(Dataset entries on figures)
====================

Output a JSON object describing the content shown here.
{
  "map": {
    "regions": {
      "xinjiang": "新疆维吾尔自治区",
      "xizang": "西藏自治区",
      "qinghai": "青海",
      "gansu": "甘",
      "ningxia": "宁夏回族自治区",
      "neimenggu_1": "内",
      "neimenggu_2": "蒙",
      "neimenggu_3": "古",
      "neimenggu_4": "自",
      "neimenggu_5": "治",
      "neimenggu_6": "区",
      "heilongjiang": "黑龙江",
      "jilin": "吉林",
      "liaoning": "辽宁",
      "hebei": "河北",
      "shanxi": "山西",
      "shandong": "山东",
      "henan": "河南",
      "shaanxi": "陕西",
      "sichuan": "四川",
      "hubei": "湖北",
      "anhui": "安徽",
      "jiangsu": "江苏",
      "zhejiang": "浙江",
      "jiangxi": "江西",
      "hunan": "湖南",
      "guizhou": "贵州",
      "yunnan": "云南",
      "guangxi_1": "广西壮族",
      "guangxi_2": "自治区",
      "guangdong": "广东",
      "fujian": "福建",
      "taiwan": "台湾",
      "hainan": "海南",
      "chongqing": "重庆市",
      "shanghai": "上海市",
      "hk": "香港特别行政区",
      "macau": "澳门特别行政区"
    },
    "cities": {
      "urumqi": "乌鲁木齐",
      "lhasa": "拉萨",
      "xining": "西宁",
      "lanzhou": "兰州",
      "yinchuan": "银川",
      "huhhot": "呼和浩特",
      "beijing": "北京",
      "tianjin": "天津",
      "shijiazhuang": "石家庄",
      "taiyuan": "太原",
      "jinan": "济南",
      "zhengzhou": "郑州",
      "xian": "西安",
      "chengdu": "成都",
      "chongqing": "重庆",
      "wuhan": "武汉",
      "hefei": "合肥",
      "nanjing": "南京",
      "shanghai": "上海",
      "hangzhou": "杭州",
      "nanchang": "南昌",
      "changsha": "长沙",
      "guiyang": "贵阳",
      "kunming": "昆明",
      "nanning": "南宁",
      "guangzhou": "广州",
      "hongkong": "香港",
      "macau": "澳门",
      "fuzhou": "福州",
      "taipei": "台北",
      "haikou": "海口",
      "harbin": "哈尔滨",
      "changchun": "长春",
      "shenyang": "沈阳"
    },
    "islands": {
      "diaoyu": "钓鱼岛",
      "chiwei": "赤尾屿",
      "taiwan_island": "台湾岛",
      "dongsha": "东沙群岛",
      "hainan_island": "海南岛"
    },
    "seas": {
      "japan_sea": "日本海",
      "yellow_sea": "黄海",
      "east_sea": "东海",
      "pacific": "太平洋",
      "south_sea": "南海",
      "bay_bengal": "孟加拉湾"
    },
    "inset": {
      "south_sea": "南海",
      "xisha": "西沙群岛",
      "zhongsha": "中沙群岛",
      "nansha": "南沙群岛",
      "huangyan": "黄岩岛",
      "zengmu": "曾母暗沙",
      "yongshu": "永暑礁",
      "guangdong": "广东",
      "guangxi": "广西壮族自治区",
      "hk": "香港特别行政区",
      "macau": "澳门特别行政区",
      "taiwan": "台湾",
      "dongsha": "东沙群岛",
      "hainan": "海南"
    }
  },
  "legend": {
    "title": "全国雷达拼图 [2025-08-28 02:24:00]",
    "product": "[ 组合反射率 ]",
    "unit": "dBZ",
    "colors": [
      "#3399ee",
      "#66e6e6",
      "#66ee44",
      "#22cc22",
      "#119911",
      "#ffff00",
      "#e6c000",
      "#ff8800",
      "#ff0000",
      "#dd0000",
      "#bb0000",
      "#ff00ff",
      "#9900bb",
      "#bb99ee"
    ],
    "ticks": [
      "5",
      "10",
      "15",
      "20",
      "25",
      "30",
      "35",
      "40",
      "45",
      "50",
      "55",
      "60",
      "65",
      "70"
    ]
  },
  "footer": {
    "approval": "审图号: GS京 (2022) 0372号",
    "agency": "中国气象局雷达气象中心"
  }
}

====================

**WHAT YOU SHOULD DO:**
Restate the listing above word for word.

**COMPLETED EXERCISE:**
Output a JSON object describing the content shown here.
{
  "map": {
    "regions": {
      "xinjiang": "新疆维吾尔自治区",
      "xizang": "西藏自治区",
      "qinghai": "青海",
      "gansu": "甘",
      "ningxia": "宁夏回族自治区",
      "neimenggu_1": "内",
      "neimenggu_2": "蒙",
      "neimenggu_3": "古",
      "neimenggu_4": "自",
      "neimenggu_5": "治",
      "neimenggu_6": "区",
      "heilongjiang": "黑龙江",
      "jilin": "吉林",
      "liaoning": "辽宁",
      "hebei": "河北",
      "shanxi": "山西",
      "shandong": "山东",
      "henan": "河南",
      "shaanxi": "陕西",
      "sichuan": "四川",
      "hubei": "湖北",
      "anhui": "安徽",
      "jiangsu": "江苏",
      "zhejiang": "浙江",
      "jiangxi": "江西",
      "hunan": "湖南",
      "guizhou": "贵州",
      "yunnan": "云南",
      "guangxi_1": "广西壮族",
      "guangxi_2": "自治区",
      "guangdong": "广东",
      "fujian": "福建",
      "taiwan": "台湾",
      "hainan": "海南",
      "chongqing": "重庆市",
      "shanghai": "上海市",
      "hk": "香港特别行政区",
      "macau": "澳门特别行政区"
    },
    "cities": {
      "urumqi": "乌鲁木齐",
      "lhasa": "拉萨",
      "xining": "西宁",
      "lanzhou": "兰州",
      "yinchuan": "银川",
      "huhhot": "呼和浩特",
      "beijing": "北京",
      "tianjin": "天津",
      "shijiazhuang": "石家庄",
      "taiyuan": "太原",
      "jinan": "济南",
      "zhengzhou": "郑州",
      "xian": "西安",
      "chengdu": "成都",
      "chongqing": "重庆",
      "wuhan": "武汉",
      "hefei": "合肥",
      "nanjing": "南京",
      "shanghai": "上海",
      "hangzhou": "杭州",
      "nanchang": "南昌",
      "changsha": "长沙",
      "guiyang": "贵阳",
      "kunming": "昆明",
      "nanning": "南宁",
      "guangzhou": "广州",
      "hongkong": "香港",
      "macau": "澳门",
      "fuzhou": "福州",
      "taipei": "台北",
      "haikou": "海口",
      "harbin": "哈尔滨",
      "changchun": "长春",
      "shenyang": "沈阳"
    },
    "islands": {
      "diaoyu": "钓鱼岛",
      "chiwei": "赤尾屿",
      "taiwan_island": "台湾岛",
      "dongsha": "东沙群岛",
      "hainan_island": "海南岛"
    },
    "seas": {
      "japan_sea": "日本海",
      "yellow_sea": "黄海",
      "east_sea": "东海",
      "pacific": "太平洋",
      "south_sea": "南海",
      "bay_bengal": "孟加拉湾"
    },
    "inset": {
      "south_sea": "南海",
      "xisha": "西沙群岛",
      "zhongsha": "中沙群岛",
      "nansha": "南沙群岛",
      "huangyan": "黄岩岛",
      "zengmu": "曾母暗沙",
      "yongshu": "永暑礁",
      "guangdong": "广东",
      "guangxi": "广西壮族自治区",
      "hk": "香港特别行政区",
      "macau": "澳门特别行政区",
      "taiwan": "台湾",
      "dongsha": "东沙群岛",
      "hainan": "海南"
    }
  },
  "legend": {
    "title": "全国雷达拼图 [2025-08-28 02:24:00]",
    "product": "[ 组合反射率 ]",
    "unit": "dBZ",
    "colors": [
      "#3399ee",
      "#66e6e6",
      "#66ee44",
      "#22cc22",
      "#119911",
      "#ffff00",
      "#e6c000",
      "#ff8800",
      "#ff0000",
      "#dd0000",
      "#bb0000",
      "#ff00ff",
      "#9900bb",
      "#bb99ee"
    ],
    "ticks": [
      "5",
      "10",
      "15",
      "20",
      "25",
      "30",
      "35",
      "40",
      "45",
      "50",
      "55",
      "60",
      "65",
      "70"
    ]
  },
  "footer": {
    "approval": "审图号: GS京 (2022) 0372号",
    "agency": "中国气象局雷达气象中心"
  }
}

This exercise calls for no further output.